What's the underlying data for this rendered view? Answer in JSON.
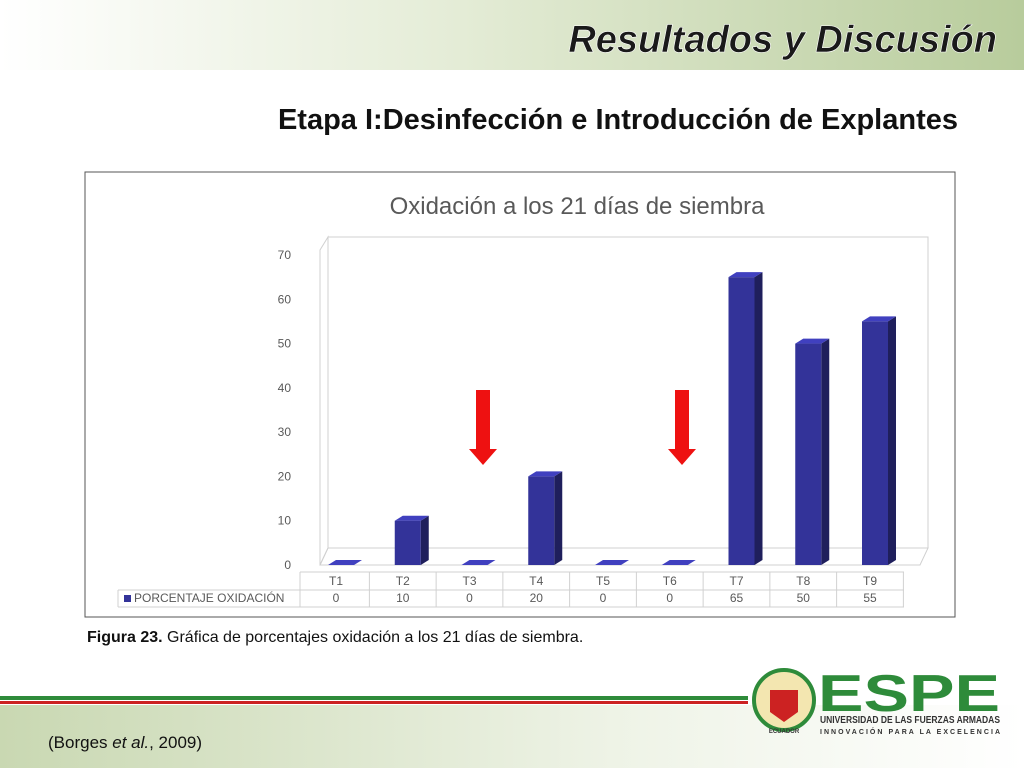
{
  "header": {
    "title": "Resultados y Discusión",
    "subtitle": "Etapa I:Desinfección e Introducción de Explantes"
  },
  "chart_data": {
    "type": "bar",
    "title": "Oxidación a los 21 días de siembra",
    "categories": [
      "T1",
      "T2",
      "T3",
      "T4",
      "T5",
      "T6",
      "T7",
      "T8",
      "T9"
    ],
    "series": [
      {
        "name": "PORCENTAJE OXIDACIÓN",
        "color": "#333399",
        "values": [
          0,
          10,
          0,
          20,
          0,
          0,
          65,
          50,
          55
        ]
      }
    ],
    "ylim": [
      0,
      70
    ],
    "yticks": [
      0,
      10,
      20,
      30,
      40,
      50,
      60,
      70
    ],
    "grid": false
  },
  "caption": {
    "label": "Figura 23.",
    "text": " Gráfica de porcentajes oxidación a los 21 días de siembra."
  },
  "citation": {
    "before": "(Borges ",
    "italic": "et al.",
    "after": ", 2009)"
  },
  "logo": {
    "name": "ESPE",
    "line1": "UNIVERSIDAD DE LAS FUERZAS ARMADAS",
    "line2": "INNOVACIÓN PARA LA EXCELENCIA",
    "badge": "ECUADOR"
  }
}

------

Restate each line of the records exactly; pictures do not belong in the copy.

What's the underlying data for this rendered view? Answer in JSON.
{
  "header": {
    "title": "Resultados y Discusión",
    "subtitle": "Etapa I:Desinfección e Introducción de Explantes"
  },
  "chart_data": {
    "type": "bar",
    "title": "Oxidación a los 21 días de siembra",
    "categories": [
      "T1",
      "T2",
      "T3",
      "T4",
      "T5",
      "T6",
      "T7",
      "T8",
      "T9"
    ],
    "series": [
      {
        "name": "PORCENTAJE OXIDACIÓN",
        "color": "#333399",
        "values": [
          0,
          10,
          0,
          20,
          0,
          0,
          65,
          50,
          55
        ]
      }
    ],
    "ylim": [
      0,
      70
    ],
    "yticks": [
      0,
      10,
      20,
      30,
      40,
      50,
      60,
      70
    ],
    "grid": false
  },
  "caption": {
    "label": "Figura 23.",
    "text": " Gráfica de porcentajes oxidación a los 21 días de siembra."
  },
  "citation": {
    "before": "(Borges ",
    "italic": "et al.",
    "after": ", 2009)"
  },
  "logo": {
    "name": "ESPE",
    "line1": "UNIVERSIDAD DE LAS FUERZAS ARMADAS",
    "line2": "INNOVACIÓN PARA LA EXCELENCIA",
    "badge": "ECUADOR"
  }
}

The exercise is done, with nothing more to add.